Excerpt provided
•••

No. The vote starts winding up. The company keeps existing for lawsuits, debts, and property disposal until a certificate of cancellation is actually filed with the state.
Who has the authority to wind up an LLC?
Whoever the operating agreement names. If it is silent, the default under Delaware law is the managers, as long as they did not wrongfully cause the dissolution. If there are no managers, it is the members owning more than 50 percent of the interest in current profits, or a person those members approve. The Court of Chancery can also wind the company up and appoint a liquidating trustee if cause is shown.
Can the company still be sued after the dissolution vote?
Yes. While it is winding up, the LLC can sue and be sued in its own name. That stops only once the certificate of cancellation is filed.
In what order does the company have to pay people when it closes?
Creditors first, including any member or manager who is also a creditor. Then members and former members owed distributions the company already became liable for. Then members get back their original contributions. Whatever is left is split among members based on their share of distributions. Creditors are fixed at the top, but the tiers below them apply only if the operating agreement does not set a different order.
What if the company does not have enough money to pay everyone?
Within the same tier of claim, the law requires paying ratably, not on a first-come, first-served basis.
Do I still have to file taxes for a company I am closing?
Yes. A disregarded single-member LLC reports its final year on the owner's return, and a partnership files a final Form 1065. If you are a non-resident owner of a single-member disregarded LLC, you also file a final Form 5472 with a pro forma Form 1120, because the amounts paid and received in connection with the dissolution are reportable transactions.
What if a member already took a distribution before creditors were paid?
If that member knew the distribution violated the required order, the member has to return the money to the company. That liability ends three years after the distribution unless someone starts an action to recover it within that window.
Can the company be sued while it is winding up?
Yes. The law specifically allows the LLC to sue and be sued in its own name during winding up. This continues right up until the certificate of cancellation is filed, not until the dissolution vote.
Is a liquidating trustee required?
No. A liquidating trustee is appointed by the Court of Chancery only on cause shown, on the application of a member or manager. Absent that, winding up is handled by the people the operating agreement or the default rule puts in charge, with no court involvement.
How long does winding up usually take?
The law does not set a fixed deadline. It only describes what has to happen: debts paid or provided for, property disposed of, and business closed out gradually. How long that takes depends on how much the company owns and owes, not on a calendar the state sets for you.

•••

Supplied material
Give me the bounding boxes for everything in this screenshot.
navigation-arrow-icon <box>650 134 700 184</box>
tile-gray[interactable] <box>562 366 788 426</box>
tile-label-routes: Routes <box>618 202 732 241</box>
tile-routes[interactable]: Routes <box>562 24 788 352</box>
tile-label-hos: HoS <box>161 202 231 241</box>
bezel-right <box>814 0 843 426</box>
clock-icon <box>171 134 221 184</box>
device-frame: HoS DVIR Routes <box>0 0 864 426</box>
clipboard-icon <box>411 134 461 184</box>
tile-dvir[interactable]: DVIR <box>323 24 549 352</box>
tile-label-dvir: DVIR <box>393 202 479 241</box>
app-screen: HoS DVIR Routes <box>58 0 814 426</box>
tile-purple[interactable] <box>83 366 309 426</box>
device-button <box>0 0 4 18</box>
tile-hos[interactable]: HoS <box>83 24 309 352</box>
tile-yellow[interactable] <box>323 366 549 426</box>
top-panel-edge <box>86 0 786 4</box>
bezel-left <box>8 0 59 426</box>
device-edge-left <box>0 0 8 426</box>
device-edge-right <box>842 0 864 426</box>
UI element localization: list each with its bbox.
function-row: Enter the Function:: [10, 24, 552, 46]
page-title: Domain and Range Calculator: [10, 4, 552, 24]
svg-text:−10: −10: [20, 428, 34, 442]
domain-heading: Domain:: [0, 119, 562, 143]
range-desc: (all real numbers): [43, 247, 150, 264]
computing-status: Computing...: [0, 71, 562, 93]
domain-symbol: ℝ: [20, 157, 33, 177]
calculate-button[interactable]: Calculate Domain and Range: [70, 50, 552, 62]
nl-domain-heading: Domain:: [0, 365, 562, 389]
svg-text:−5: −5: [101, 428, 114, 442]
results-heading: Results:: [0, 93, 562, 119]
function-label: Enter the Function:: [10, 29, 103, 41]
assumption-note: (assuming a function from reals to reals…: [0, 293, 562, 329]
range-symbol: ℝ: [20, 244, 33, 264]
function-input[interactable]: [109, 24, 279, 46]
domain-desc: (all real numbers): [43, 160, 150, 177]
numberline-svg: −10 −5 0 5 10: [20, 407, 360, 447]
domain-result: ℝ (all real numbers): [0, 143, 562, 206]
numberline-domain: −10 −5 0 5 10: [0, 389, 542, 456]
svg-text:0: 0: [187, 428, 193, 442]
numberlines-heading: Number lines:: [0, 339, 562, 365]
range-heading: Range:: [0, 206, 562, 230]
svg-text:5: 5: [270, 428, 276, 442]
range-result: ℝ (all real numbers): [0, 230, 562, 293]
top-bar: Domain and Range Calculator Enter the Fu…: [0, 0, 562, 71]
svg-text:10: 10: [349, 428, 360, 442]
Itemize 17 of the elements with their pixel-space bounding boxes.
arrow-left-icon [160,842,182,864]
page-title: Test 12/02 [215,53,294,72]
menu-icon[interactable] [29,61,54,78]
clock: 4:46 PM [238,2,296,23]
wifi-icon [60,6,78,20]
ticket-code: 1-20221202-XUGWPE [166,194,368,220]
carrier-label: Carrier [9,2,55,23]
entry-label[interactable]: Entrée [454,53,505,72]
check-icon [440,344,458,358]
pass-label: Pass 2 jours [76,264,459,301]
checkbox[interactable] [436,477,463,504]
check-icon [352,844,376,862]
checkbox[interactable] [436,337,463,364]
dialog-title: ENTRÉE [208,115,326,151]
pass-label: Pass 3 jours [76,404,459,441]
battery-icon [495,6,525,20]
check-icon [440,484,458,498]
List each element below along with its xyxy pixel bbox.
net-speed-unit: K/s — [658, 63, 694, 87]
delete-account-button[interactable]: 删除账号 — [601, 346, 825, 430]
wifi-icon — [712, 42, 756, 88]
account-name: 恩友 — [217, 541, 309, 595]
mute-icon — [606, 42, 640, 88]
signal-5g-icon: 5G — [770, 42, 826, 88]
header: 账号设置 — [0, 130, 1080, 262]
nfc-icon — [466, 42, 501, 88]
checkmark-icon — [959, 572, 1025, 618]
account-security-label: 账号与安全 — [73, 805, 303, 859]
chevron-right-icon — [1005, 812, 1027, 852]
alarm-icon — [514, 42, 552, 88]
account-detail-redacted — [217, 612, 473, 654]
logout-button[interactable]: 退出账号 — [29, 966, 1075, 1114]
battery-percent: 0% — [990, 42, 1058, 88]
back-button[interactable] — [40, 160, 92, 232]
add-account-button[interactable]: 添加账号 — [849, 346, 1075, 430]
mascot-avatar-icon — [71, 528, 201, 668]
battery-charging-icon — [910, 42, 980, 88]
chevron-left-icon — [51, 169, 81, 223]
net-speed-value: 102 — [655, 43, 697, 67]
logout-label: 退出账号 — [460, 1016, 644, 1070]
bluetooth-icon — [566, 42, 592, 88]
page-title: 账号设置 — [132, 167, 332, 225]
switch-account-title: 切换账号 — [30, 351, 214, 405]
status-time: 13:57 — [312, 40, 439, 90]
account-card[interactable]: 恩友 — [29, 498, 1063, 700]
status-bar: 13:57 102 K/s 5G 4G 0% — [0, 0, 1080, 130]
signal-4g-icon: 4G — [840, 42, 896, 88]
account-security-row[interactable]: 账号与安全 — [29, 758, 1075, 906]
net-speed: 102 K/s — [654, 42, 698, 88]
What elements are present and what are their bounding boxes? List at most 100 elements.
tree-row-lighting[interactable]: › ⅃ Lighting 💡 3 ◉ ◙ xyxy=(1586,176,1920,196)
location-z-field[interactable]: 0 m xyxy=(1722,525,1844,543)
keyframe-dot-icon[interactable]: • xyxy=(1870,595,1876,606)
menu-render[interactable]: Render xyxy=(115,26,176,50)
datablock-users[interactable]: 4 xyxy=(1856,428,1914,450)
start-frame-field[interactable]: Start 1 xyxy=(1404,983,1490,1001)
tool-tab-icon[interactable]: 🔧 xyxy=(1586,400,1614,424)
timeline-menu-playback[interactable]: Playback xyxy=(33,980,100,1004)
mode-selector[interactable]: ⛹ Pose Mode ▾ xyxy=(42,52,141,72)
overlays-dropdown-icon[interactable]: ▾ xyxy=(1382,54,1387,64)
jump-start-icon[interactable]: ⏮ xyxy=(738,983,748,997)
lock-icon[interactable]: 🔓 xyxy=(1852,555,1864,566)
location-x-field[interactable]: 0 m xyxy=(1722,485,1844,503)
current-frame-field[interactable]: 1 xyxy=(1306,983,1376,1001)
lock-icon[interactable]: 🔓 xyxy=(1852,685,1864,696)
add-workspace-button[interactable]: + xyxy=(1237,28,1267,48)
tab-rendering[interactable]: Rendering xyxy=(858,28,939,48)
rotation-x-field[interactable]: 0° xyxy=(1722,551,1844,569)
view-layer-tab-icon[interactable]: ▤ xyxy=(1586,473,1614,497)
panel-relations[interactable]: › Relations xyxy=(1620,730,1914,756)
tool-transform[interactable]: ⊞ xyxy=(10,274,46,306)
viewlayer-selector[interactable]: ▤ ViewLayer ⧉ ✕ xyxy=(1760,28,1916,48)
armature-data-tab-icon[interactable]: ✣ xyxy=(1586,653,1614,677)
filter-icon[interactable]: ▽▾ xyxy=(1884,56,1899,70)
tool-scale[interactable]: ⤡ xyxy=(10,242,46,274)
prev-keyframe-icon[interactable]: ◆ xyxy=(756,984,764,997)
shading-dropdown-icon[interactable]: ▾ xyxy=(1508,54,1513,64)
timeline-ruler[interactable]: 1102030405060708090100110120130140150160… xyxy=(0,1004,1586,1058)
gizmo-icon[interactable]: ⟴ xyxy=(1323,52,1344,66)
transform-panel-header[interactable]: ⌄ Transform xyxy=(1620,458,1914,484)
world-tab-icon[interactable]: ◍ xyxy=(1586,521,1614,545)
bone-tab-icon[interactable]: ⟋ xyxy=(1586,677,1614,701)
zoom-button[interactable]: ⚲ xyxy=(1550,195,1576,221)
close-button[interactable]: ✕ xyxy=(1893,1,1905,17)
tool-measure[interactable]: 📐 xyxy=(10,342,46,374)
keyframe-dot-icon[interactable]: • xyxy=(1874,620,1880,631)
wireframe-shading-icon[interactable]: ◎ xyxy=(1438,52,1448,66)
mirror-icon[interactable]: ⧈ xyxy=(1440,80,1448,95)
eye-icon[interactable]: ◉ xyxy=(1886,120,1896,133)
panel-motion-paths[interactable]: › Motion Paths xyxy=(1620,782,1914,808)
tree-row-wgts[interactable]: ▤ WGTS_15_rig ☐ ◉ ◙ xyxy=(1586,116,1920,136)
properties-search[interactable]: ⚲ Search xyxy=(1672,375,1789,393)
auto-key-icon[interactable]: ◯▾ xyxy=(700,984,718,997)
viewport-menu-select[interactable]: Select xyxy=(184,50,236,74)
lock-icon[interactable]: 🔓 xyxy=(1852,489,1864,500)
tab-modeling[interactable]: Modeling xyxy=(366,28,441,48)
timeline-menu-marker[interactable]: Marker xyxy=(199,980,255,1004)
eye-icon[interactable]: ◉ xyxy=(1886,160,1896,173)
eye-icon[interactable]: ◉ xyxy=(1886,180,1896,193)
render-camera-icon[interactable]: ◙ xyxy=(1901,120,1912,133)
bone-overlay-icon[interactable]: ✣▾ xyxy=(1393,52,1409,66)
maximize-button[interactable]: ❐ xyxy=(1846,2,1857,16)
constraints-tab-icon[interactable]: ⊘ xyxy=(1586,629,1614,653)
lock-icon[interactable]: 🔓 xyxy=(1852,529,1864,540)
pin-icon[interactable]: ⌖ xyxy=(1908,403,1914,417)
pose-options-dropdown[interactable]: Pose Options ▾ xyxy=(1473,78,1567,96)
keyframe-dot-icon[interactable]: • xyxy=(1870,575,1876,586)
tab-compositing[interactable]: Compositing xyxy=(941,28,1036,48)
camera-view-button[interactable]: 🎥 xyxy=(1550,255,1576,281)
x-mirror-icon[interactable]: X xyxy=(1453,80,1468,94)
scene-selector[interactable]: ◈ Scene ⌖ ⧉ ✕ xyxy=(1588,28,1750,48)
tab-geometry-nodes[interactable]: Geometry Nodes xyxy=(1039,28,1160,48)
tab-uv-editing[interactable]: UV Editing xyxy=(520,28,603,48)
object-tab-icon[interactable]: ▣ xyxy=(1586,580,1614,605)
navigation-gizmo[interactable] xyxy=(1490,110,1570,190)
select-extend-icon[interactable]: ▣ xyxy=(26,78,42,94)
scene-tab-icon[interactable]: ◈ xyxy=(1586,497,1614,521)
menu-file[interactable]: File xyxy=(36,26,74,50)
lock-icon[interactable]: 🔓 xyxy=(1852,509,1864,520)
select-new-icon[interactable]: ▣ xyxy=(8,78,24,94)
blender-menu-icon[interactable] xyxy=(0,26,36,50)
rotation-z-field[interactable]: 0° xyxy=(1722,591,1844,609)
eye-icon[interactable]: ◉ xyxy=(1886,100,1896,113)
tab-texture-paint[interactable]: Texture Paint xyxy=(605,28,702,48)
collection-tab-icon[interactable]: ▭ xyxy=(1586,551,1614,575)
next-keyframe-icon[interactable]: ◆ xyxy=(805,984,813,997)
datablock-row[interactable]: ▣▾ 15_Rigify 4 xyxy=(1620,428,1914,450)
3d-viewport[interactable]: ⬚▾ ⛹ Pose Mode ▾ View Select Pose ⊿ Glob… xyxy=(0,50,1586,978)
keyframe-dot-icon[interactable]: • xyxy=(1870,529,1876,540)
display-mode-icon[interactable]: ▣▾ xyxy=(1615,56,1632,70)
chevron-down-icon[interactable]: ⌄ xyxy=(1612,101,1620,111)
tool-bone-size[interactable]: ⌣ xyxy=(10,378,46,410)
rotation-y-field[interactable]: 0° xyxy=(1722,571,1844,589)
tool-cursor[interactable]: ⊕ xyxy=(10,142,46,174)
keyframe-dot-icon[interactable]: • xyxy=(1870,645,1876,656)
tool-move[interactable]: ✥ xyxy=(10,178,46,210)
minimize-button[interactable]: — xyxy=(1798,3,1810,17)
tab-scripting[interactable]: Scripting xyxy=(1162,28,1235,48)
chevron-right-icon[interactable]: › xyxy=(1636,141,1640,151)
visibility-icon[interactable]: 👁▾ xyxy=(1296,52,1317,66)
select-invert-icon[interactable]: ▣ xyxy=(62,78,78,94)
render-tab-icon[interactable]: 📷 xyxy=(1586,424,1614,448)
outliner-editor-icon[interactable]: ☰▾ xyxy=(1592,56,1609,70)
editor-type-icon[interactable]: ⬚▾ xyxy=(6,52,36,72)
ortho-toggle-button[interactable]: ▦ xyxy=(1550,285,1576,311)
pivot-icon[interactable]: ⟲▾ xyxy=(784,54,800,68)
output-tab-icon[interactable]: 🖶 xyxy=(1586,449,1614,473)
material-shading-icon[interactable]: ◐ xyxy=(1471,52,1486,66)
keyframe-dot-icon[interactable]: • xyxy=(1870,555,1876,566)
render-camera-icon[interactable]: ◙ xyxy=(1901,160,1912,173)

•••

Tasks and exercises
1: From the winding-up FAQ, transcribe the passage starting with "Do I still have" and going on through "are reportable transactions.".
2: List every form that the winding-up FAQ identifies by number.
3: According to the winding-up FAQ, why must a non-resident owner of a single-member disregarded LLC file a final Form 5472 when closing the company?

Answers to the problems
1:
Do I still have to file taxes for a company I am closing?
Yes. A disregarded single-member LLC reports its final year on the owner's return, and a partnership files a final Form 1065. If you are a non-resident owner of a single-member disregarded LLC, you also file a final Form 5472 with a pro forma Form 1120, because the amounts paid and received in connection with the dissolution are reportable transactions.

2:
Form 1065
Form 5472
Form 1120

3: The amounts paid and received in connection with the dissolution are reportable transactions. The owner therefore files a final Form 5472 with a pro forma Form 1120.